— start of Data excerpts —

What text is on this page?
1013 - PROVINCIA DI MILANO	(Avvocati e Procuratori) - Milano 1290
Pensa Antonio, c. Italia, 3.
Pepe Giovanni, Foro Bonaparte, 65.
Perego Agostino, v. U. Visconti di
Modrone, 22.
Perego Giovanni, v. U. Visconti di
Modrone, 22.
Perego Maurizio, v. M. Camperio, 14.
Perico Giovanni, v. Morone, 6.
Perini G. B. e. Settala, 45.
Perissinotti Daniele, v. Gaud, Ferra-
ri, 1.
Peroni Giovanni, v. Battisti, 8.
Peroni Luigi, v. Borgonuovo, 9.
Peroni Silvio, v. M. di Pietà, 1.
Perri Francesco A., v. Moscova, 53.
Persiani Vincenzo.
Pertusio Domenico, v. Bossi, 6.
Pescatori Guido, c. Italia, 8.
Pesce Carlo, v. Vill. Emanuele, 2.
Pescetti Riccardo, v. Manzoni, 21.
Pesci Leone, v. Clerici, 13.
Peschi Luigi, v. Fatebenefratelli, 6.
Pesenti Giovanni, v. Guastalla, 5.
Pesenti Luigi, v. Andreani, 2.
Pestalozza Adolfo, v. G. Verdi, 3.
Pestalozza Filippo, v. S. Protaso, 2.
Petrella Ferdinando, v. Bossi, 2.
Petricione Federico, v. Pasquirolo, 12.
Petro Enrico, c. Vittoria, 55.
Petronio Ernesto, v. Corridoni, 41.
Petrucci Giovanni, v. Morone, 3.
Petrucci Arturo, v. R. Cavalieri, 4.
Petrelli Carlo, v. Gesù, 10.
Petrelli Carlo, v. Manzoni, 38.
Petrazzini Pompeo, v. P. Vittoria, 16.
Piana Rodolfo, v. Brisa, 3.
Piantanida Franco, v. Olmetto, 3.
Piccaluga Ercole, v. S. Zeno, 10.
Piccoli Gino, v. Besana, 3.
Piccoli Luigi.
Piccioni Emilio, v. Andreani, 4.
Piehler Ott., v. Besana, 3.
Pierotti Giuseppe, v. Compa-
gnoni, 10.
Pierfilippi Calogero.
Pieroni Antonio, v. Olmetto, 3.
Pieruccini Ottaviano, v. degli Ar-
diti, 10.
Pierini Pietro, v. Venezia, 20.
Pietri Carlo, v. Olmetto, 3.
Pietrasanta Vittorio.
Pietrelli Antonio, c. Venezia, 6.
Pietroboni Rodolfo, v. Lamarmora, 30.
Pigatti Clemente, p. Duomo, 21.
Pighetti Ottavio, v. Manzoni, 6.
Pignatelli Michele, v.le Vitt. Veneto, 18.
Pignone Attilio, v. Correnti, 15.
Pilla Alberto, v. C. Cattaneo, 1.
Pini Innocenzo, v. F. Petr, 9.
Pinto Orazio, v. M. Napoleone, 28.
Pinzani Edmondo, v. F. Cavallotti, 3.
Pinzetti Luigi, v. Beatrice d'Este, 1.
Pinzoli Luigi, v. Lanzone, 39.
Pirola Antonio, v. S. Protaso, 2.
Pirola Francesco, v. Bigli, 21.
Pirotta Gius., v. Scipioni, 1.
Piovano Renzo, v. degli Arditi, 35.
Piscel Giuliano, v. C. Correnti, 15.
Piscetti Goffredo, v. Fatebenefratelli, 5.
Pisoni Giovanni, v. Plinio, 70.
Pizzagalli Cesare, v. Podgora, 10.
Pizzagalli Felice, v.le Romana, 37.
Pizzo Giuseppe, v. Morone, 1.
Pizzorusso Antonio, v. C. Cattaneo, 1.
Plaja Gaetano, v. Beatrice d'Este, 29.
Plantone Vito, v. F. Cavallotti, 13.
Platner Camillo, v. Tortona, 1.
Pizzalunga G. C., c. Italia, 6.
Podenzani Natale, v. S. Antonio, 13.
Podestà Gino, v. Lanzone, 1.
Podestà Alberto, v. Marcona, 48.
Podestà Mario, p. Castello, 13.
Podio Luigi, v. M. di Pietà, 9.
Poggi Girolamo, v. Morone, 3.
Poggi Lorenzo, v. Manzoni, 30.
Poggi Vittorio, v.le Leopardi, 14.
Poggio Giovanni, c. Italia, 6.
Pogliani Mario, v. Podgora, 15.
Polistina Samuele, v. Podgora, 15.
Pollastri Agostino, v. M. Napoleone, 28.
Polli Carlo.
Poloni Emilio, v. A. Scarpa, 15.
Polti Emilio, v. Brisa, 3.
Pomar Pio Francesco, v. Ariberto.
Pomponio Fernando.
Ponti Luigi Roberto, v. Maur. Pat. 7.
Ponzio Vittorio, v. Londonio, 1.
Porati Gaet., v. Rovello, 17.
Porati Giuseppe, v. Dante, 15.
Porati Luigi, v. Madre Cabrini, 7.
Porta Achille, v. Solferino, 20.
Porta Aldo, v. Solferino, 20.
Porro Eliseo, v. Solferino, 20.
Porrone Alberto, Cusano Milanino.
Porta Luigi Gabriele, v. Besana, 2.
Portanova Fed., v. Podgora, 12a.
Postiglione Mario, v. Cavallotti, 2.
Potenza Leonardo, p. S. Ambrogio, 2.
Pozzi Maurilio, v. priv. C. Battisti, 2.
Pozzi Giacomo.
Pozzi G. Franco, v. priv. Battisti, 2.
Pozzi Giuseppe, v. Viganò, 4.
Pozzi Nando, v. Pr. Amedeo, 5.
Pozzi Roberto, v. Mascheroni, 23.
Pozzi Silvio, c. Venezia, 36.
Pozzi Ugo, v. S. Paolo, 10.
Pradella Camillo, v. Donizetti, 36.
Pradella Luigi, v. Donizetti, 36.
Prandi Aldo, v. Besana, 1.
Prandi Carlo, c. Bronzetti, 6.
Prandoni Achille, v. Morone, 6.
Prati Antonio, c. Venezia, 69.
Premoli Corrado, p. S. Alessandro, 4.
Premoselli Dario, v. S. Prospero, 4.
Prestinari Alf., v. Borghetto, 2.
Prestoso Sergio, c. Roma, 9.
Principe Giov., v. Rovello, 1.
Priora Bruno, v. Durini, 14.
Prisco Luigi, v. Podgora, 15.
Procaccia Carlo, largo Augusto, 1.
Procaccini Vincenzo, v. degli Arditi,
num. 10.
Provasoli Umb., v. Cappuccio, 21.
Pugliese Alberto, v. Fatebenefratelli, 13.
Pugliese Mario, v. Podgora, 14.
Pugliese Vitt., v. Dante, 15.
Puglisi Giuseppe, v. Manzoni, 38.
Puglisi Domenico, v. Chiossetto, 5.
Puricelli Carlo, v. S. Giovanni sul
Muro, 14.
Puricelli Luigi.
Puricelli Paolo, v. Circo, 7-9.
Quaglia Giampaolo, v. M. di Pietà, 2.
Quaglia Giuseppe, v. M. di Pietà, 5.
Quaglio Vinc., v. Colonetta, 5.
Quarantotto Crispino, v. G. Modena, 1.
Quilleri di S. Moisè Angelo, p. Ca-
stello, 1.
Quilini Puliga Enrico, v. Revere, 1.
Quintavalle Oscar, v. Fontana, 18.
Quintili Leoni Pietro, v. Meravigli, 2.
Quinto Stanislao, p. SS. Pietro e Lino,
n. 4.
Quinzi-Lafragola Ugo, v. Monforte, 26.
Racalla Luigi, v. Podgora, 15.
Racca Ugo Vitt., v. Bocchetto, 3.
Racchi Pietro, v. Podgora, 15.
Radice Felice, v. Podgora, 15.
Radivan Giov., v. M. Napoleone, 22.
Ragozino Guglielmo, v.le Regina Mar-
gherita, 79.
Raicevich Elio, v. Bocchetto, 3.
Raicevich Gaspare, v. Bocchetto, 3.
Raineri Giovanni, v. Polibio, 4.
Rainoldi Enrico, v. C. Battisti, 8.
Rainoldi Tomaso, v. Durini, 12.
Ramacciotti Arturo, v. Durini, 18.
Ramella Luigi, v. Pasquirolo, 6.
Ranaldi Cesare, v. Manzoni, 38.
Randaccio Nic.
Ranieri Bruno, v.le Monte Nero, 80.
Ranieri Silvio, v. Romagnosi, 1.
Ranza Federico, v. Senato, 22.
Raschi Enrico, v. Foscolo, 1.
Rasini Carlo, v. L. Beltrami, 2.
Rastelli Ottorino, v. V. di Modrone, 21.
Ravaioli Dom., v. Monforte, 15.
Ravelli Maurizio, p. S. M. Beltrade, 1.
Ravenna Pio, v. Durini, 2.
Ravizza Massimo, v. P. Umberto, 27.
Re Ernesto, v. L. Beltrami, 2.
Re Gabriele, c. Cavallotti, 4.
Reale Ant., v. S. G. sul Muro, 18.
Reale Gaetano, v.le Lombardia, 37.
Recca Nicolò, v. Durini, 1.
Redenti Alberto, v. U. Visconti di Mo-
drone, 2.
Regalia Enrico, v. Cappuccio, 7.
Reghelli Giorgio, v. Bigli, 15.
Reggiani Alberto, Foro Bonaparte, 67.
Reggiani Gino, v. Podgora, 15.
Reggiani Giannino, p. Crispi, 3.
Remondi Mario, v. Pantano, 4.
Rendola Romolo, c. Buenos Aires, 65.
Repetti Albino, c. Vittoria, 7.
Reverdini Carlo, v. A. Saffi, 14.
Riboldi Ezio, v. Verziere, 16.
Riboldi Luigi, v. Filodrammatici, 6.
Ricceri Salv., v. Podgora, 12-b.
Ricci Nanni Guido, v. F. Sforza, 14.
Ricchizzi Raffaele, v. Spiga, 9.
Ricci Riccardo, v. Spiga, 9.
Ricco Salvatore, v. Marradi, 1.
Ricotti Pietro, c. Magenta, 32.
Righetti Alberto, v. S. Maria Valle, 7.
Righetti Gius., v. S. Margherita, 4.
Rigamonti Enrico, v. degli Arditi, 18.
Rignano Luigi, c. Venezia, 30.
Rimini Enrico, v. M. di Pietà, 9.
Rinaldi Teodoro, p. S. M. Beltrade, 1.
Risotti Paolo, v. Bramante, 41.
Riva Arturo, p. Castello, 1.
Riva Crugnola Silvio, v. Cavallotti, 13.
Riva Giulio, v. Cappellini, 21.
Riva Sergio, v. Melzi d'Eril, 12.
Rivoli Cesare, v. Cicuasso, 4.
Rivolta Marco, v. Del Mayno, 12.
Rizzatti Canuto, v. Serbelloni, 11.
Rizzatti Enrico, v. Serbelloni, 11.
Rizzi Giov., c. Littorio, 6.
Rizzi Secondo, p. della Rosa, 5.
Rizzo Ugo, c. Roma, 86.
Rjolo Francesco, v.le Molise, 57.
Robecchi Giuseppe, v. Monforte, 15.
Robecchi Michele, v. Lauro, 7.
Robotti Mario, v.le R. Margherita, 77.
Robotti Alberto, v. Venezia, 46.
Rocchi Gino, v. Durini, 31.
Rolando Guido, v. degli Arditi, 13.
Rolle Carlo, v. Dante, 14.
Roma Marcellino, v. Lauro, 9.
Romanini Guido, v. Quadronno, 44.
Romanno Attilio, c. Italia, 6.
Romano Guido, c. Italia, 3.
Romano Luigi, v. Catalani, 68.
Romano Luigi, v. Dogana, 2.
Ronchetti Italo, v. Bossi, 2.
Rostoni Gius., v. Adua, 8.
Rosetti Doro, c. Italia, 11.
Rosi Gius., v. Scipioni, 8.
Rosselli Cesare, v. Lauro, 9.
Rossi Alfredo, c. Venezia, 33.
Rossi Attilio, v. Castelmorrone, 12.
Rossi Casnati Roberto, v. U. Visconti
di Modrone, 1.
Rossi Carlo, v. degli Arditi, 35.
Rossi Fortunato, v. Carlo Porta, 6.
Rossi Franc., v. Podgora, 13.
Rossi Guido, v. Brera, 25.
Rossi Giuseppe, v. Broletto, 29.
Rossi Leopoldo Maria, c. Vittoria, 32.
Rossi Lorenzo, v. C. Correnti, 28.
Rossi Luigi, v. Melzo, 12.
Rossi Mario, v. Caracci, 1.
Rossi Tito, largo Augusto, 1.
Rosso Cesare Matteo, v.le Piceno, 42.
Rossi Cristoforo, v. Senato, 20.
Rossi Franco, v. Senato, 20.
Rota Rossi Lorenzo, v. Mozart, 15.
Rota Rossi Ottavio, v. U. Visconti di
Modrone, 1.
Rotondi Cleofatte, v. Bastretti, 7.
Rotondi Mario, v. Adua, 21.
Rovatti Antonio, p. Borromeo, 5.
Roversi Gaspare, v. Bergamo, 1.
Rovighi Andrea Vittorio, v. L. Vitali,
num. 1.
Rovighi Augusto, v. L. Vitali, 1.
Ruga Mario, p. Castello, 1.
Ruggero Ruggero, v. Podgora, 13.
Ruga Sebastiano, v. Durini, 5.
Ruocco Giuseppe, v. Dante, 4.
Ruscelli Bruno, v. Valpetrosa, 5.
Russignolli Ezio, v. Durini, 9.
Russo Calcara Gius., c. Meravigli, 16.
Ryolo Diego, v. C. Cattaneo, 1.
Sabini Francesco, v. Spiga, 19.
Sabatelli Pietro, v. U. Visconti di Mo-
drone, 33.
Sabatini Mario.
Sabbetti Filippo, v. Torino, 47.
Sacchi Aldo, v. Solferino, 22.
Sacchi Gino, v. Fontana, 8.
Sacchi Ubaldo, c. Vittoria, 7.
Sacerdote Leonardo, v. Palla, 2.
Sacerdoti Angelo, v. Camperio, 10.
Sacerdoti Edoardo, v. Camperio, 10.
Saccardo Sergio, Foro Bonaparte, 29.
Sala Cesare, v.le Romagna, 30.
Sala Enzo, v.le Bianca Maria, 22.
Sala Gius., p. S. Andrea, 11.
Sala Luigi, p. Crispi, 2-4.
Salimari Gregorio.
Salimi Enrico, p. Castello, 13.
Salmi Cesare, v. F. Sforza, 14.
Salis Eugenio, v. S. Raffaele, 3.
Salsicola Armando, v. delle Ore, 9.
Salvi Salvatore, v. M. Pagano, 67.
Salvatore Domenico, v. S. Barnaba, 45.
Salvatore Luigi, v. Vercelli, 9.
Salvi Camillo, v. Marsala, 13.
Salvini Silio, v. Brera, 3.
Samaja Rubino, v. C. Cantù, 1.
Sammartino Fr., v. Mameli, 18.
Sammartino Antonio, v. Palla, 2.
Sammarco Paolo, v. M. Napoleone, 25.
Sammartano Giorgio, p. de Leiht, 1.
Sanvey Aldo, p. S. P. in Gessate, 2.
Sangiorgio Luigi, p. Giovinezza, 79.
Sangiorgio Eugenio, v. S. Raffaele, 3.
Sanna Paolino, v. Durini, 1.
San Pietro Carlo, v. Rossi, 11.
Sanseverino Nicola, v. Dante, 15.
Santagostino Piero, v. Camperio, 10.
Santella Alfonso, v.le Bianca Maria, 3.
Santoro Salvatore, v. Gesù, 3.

— end of Data excerpts —

● **Direction**:
Where a line above holds the string "Pradella", show that line.

● **Response for this exercise**:
Pradella Camillo, v. Donizetti, 36.
Pradella Luigi, v. Donizetti, 36.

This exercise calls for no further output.